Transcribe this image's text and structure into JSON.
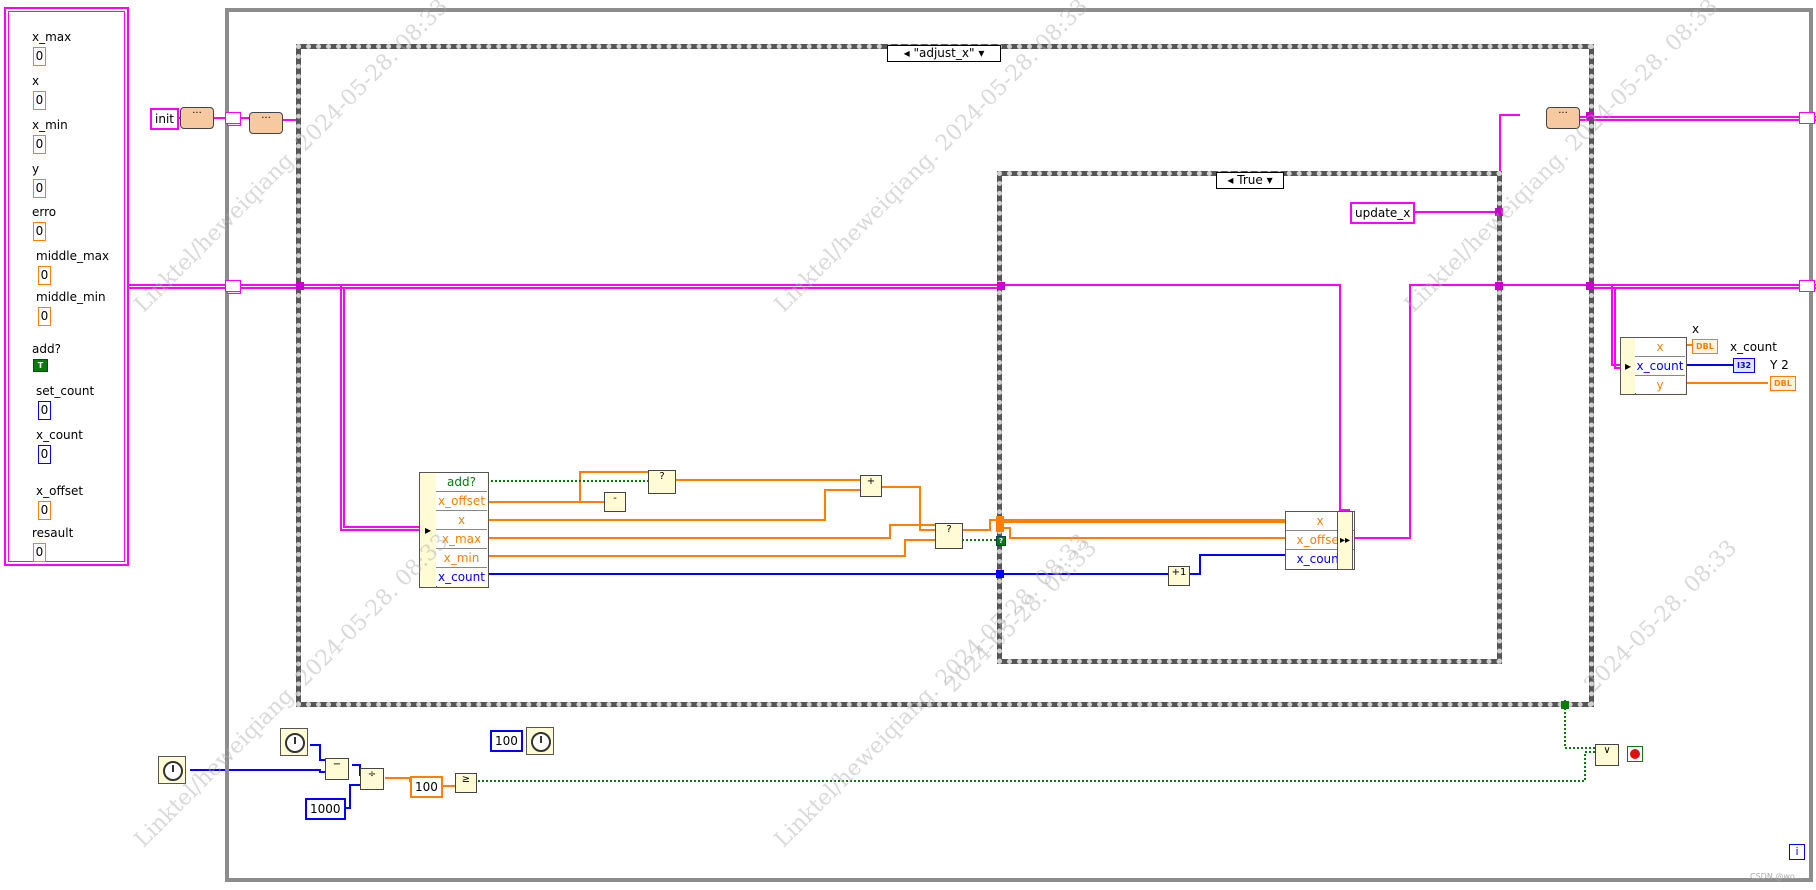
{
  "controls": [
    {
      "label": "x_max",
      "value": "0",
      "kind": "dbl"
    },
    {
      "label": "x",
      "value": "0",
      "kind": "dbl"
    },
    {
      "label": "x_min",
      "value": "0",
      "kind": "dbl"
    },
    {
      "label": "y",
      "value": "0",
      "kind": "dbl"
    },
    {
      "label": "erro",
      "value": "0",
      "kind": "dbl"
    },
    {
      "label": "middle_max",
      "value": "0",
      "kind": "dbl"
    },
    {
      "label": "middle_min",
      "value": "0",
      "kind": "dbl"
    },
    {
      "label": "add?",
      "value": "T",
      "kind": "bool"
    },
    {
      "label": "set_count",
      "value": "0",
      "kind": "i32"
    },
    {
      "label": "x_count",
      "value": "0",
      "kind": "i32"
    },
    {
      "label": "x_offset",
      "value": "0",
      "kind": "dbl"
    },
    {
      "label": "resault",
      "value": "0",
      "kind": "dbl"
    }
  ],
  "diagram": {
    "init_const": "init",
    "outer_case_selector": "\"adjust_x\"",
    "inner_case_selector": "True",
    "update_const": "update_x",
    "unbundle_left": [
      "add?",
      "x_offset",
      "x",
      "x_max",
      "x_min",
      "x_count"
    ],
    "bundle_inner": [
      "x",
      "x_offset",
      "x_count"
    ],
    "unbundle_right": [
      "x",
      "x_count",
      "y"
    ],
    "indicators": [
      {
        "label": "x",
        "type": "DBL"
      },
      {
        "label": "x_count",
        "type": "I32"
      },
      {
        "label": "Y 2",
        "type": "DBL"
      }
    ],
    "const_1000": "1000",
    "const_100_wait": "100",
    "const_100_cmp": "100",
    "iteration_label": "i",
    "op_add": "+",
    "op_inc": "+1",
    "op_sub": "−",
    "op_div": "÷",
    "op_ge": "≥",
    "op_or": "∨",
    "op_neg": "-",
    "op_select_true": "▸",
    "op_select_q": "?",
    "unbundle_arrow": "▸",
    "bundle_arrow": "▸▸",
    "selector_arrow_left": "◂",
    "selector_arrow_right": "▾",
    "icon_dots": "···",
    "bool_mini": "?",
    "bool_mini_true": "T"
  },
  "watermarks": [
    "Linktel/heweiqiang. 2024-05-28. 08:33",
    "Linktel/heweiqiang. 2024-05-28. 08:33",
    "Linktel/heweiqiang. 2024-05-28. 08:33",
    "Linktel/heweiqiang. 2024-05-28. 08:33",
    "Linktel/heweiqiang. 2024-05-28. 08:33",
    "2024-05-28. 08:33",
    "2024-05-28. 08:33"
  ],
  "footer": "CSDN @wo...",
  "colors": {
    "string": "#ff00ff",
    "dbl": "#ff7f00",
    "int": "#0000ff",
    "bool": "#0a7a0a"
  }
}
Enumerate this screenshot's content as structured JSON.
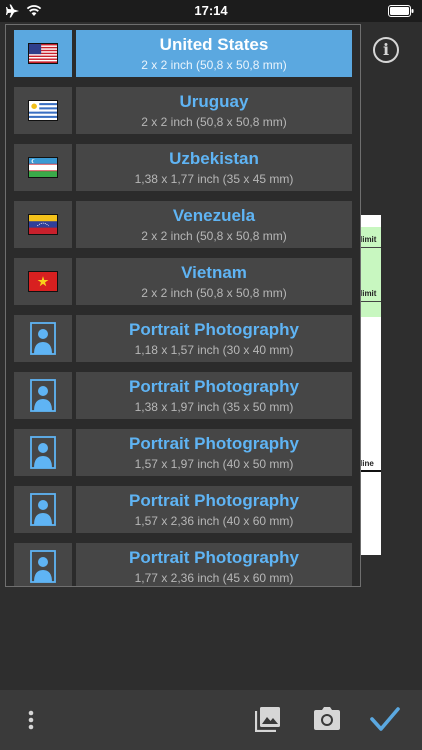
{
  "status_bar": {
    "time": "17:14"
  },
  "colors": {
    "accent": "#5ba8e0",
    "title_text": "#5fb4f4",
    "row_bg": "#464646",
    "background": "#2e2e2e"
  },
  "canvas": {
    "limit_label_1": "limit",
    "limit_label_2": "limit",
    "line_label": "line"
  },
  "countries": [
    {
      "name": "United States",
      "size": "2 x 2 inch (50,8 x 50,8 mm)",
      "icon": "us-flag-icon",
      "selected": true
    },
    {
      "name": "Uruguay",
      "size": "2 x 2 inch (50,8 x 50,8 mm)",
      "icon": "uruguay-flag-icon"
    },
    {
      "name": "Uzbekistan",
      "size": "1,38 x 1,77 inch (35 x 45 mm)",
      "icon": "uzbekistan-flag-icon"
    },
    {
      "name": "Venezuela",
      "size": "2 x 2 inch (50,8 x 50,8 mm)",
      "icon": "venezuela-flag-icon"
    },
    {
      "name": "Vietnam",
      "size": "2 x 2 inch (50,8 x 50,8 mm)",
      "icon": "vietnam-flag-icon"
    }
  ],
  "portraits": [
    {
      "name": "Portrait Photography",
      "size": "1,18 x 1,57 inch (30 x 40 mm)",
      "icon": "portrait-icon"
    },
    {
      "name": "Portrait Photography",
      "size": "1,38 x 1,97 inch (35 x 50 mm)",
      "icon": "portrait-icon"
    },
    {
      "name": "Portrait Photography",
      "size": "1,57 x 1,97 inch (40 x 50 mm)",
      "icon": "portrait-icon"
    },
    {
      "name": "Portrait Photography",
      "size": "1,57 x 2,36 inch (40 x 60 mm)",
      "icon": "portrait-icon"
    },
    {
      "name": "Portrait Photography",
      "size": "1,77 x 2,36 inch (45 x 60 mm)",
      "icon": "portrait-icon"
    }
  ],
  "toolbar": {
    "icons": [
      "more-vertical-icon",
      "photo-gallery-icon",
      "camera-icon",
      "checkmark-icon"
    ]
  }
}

********

■ GOAL
Print the full listing exactly, dropping the pictures.

■ THE SOLUTION
Transcribe this image's text and structure into JSON.
{
  "controls": [
    {
      "label": "x_max",
      "value": "0",
      "kind": "dbl"
    },
    {
      "label": "x",
      "value": "0",
      "kind": "dbl"
    },
    {
      "label": "x_min",
      "value": "0",
      "kind": "dbl"
    },
    {
      "label": "y",
      "value": "0",
      "kind": "dbl"
    },
    {
      "label": "erro",
      "value": "0",
      "kind": "dbl"
    },
    {
      "label": "middle_max",
      "value": "0",
      "kind": "dbl"
    },
    {
      "label": "middle_min",
      "value": "0",
      "kind": "dbl"
    },
    {
      "label": "add?",
      "value": "T",
      "kind": "bool"
    },
    {
      "label": "set_count",
      "value": "0",
      "kind": "i32"
    },
    {
      "label": "x_count",
      "value": "0",
      "kind": "i32"
    },
    {
      "label": "x_offset",
      "value": "0",
      "kind": "dbl"
    },
    {
      "label": "resault",
      "value": "0",
      "kind": "dbl"
    }
  ],
  "diagram": {
    "init_const": "init",
    "outer_case_selector": "\"adjust_x\"",
    "inner_case_selector": "True",
    "update_const": "update_x",
    "unbundle_left": [
      "add?",
      "x_offset",
      "x",
      "x_max",
      "x_min",
      "x_count"
    ],
    "bundle_inner": [
      "x",
      "x_offset",
      "x_count"
    ],
    "unbundle_right": [
      "x",
      "x_count",
      "y"
    ],
    "indicators": [
      {
        "label": "x",
        "type": "DBL"
      },
      {
        "label": "x_count",
        "type": "I32"
      },
      {
        "label": "Y 2",
        "type": "DBL"
      }
    ],
    "const_1000": "1000",
    "const_100_wait": "100",
    "const_100_cmp": "100",
    "iteration_label": "i",
    "op_add": "+",
    "op_inc": "+1",
    "op_sub": "−",
    "op_div": "÷",
    "op_ge": "≥",
    "op_or": "∨",
    "op_neg": "-",
    "op_select_true": "▸",
    "op_select_q": "?",
    "unbundle_arrow": "▸",
    "bundle_arrow": "▸▸",
    "selector_arrow_left": "◂",
    "selector_arrow_right": "▾",
    "icon_dots": "···",
    "bool_mini": "?",
    "bool_mini_true": "T"
  },
  "watermarks": [
    "Linktel/heweiqiang. 2024-05-28. 08:33",
    "Linktel/heweiqiang. 2024-05-28. 08:33",
    "Linktel/heweiqiang. 2024-05-28. 08:33",
    "Linktel/heweiqiang. 2024-05-28. 08:33",
    "Linktel/heweiqiang. 2024-05-28. 08:33",
    "2024-05-28. 08:33",
    "2024-05-28. 08:33"
  ],
  "footer": "CSDN @wo...",
  "colors": {
    "string": "#ff00ff",
    "dbl": "#ff7f00",
    "int": "#0000ff",
    "bool": "#0a7a0a"
  }
}
Enumerate this screenshot's content as structured JSON.
{
  "status_bar": {
    "time": "17:14"
  },
  "colors": {
    "accent": "#5ba8e0",
    "title_text": "#5fb4f4",
    "row_bg": "#464646",
    "background": "#2e2e2e"
  },
  "canvas": {
    "limit_label_1": "limit",
    "limit_label_2": "limit",
    "line_label": "line"
  },
  "countries": [
    {
      "name": "United States",
      "size": "2 x 2 inch (50,8 x 50,8 mm)",
      "icon": "us-flag-icon",
      "selected": true
    },
    {
      "name": "Uruguay",
      "size": "2 x 2 inch (50,8 x 50,8 mm)",
      "icon": "uruguay-flag-icon"
    },
    {
      "name": "Uzbekistan",
      "size": "1,38 x 1,77 inch (35 x 45 mm)",
      "icon": "uzbekistan-flag-icon"
    },
    {
      "name": "Venezuela",
      "size": "2 x 2 inch (50,8 x 50,8 mm)",
      "icon": "venezuela-flag-icon"
    },
    {
      "name": "Vietnam",
      "size": "2 x 2 inch (50,8 x 50,8 mm)",
      "icon": "vietnam-flag-icon"
    }
  ],
  "portraits": [
    {
      "name": "Portrait Photography",
      "size": "1,18 x 1,57 inch (30 x 40 mm)",
      "icon": "portrait-icon"
    },
    {
      "name": "Portrait Photography",
      "size": "1,38 x 1,97 inch (35 x 50 mm)",
      "icon": "portrait-icon"
    },
    {
      "name": "Portrait Photography",
      "size": "1,57 x 1,97 inch (40 x 50 mm)",
      "icon": "portrait-icon"
    },
    {
      "name": "Portrait Photography",
      "size": "1,57 x 2,36 inch (40 x 60 mm)",
      "icon": "portrait-icon"
    },
    {
      "name": "Portrait Photography",
      "size": "1,77 x 2,36 inch (45 x 60 mm)",
      "icon": "portrait-icon"
    }
  ],
  "toolbar": {
    "icons": [
      "more-vertical-icon",
      "photo-gallery-icon",
      "camera-icon",
      "checkmark-icon"
    ]
  }
}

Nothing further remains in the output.